▶ **Your objective**: Make an exact copy of the records, dropping all pictures.

▶ **Figure record extracts**:
(begin)

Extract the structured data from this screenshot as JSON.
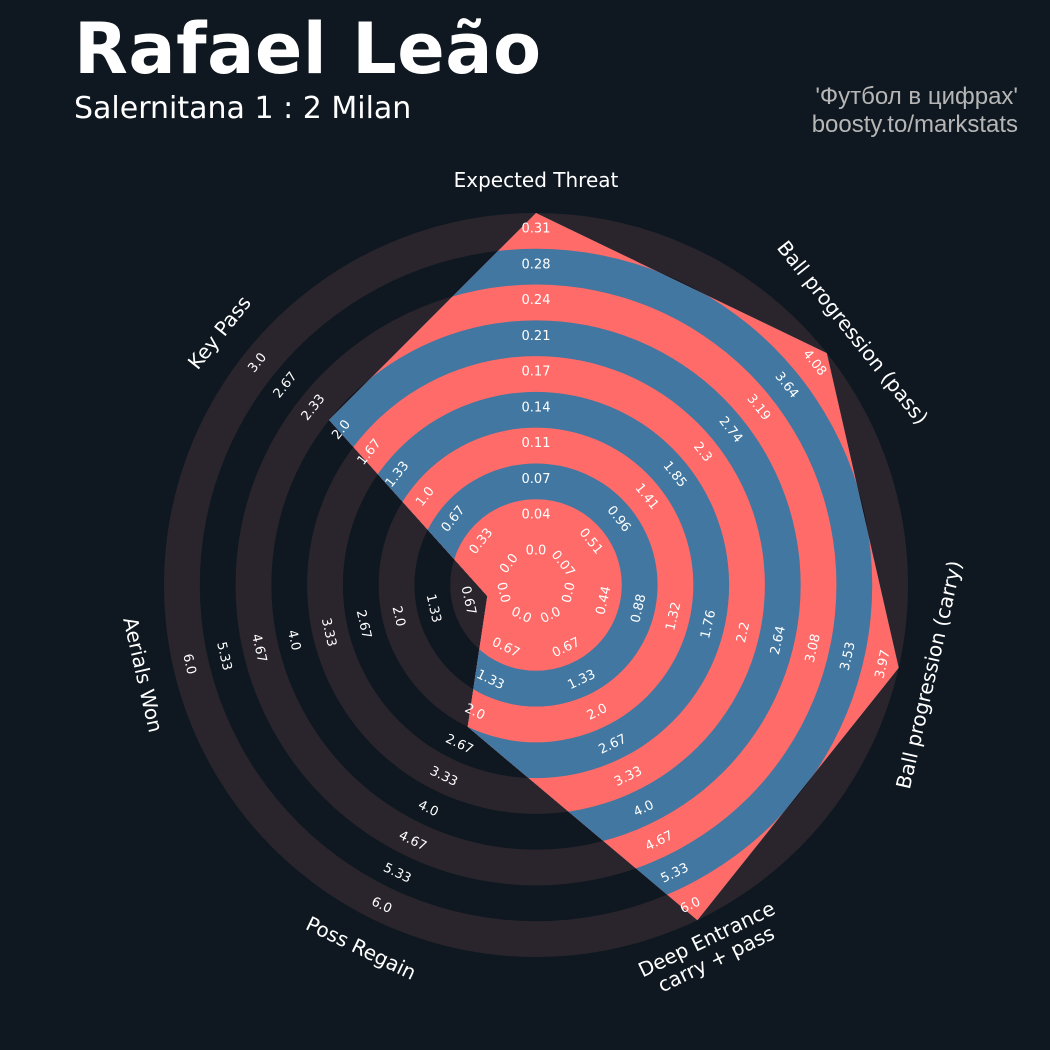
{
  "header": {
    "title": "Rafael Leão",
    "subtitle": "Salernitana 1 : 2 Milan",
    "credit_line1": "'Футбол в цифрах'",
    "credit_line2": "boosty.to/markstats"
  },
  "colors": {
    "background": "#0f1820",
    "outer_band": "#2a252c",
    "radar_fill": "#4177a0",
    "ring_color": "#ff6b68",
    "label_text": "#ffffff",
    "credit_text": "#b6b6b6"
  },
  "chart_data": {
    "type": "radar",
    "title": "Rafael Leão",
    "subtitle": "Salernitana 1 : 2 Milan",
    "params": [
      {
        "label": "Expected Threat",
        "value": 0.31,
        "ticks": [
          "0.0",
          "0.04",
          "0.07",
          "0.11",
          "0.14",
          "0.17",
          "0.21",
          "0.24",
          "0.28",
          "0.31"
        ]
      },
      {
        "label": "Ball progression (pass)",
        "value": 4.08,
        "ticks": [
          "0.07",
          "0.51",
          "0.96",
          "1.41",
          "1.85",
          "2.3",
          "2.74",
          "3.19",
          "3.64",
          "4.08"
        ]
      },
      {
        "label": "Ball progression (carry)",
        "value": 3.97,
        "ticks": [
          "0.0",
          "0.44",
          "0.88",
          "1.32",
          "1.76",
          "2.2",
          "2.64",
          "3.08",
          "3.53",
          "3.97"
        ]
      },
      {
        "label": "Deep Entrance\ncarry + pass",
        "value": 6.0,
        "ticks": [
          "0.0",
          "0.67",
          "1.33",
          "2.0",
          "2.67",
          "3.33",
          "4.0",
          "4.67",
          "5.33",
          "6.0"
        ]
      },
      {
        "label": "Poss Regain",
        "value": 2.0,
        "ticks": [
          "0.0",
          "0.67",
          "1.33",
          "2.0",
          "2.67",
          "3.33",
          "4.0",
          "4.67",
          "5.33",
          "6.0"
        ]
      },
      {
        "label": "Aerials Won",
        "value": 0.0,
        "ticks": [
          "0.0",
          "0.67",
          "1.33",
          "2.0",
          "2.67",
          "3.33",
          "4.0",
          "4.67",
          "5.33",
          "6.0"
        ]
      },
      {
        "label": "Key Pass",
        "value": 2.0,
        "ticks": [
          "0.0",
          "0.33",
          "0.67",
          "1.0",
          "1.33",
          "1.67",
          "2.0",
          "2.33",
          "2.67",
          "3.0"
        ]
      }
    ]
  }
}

(end)

▶ **Worked answer**:
Extract the structured data from this screenshot as JSON.
{
  "header": {
    "title": "Rafael Leão",
    "subtitle": "Salernitana 1 : 2 Milan",
    "credit_line1": "'Футбол в цифрах'",
    "credit_line2": "boosty.to/markstats"
  },
  "colors": {
    "background": "#0f1820",
    "outer_band": "#2a252c",
    "radar_fill": "#4177a0",
    "ring_color": "#ff6b68",
    "label_text": "#ffffff",
    "credit_text": "#b6b6b6"
  },
  "chart_data": {
    "type": "radar",
    "title": "Rafael Leão",
    "subtitle": "Salernitana 1 : 2 Milan",
    "params": [
      {
        "label": "Expected Threat",
        "value": 0.31,
        "ticks": [
          "0.0",
          "0.04",
          "0.07",
          "0.11",
          "0.14",
          "0.17",
          "0.21",
          "0.24",
          "0.28",
          "0.31"
        ]
      },
      {
        "label": "Ball progression (pass)",
        "value": 4.08,
        "ticks": [
          "0.07",
          "0.51",
          "0.96",
          "1.41",
          "1.85",
          "2.3",
          "2.74",
          "3.19",
          "3.64",
          "4.08"
        ]
      },
      {
        "label": "Ball progression (carry)",
        "value": 3.97,
        "ticks": [
          "0.0",
          "0.44",
          "0.88",
          "1.32",
          "1.76",
          "2.2",
          "2.64",
          "3.08",
          "3.53",
          "3.97"
        ]
      },
      {
        "label": "Deep Entrance\ncarry + pass",
        "value": 6.0,
        "ticks": [
          "0.0",
          "0.67",
          "1.33",
          "2.0",
          "2.67",
          "3.33",
          "4.0",
          "4.67",
          "5.33",
          "6.0"
        ]
      },
      {
        "label": "Poss Regain",
        "value": 2.0,
        "ticks": [
          "0.0",
          "0.67",
          "1.33",
          "2.0",
          "2.67",
          "3.33",
          "4.0",
          "4.67",
          "5.33",
          "6.0"
        ]
      },
      {
        "label": "Aerials Won",
        "value": 0.0,
        "ticks": [
          "0.0",
          "0.67",
          "1.33",
          "2.0",
          "2.67",
          "3.33",
          "4.0",
          "4.67",
          "5.33",
          "6.0"
        ]
      },
      {
        "label": "Key Pass",
        "value": 2.0,
        "ticks": [
          "0.0",
          "0.33",
          "0.67",
          "1.0",
          "1.33",
          "1.67",
          "2.0",
          "2.33",
          "2.67",
          "3.0"
        ]
      }
    ]
  }
}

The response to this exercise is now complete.